Entries from a dataset
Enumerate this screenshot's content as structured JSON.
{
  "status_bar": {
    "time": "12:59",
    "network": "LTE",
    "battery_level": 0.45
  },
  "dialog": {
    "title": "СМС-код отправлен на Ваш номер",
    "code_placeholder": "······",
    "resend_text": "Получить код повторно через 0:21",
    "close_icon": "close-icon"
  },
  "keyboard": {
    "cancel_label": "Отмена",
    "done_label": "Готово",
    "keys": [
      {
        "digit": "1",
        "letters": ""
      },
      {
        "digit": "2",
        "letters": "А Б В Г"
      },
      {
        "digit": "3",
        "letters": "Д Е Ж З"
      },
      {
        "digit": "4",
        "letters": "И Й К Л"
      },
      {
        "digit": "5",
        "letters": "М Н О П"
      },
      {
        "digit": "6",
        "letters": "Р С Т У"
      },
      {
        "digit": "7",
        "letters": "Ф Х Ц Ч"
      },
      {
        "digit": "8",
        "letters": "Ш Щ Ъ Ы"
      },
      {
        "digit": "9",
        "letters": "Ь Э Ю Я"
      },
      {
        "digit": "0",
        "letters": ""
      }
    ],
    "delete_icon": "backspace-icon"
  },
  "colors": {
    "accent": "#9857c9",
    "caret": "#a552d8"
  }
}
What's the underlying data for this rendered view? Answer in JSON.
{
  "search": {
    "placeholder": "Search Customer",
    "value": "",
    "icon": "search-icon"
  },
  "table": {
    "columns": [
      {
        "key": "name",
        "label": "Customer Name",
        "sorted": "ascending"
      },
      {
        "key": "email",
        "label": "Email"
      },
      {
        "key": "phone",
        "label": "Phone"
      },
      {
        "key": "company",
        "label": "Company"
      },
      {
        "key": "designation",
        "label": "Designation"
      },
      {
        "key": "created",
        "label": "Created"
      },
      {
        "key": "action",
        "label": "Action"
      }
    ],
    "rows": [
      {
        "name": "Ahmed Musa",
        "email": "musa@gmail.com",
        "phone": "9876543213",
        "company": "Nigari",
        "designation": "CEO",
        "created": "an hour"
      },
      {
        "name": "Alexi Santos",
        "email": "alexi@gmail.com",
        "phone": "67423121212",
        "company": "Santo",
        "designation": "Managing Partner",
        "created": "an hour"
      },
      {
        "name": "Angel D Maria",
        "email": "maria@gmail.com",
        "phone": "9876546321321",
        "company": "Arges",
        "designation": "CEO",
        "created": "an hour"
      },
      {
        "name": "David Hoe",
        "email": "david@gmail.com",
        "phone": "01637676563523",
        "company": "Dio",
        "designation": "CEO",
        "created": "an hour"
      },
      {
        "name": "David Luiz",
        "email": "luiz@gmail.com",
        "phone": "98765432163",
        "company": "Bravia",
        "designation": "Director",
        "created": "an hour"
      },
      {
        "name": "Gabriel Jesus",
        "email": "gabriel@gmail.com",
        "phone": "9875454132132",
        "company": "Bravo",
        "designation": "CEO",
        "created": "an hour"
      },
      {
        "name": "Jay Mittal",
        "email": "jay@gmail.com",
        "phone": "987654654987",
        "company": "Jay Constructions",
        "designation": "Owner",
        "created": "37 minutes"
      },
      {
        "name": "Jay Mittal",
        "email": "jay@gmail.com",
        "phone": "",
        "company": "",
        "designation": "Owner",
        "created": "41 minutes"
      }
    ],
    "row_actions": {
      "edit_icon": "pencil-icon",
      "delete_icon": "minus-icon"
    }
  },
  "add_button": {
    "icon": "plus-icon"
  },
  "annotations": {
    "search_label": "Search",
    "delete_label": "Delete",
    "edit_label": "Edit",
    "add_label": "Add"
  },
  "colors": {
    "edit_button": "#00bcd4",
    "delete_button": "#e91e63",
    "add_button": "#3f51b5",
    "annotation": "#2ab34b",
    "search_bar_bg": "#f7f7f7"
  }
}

- [Task requirements] The word "digit" may occur in lines of the records. Report how many such lines there are, giving only the number.

- [Output below] 10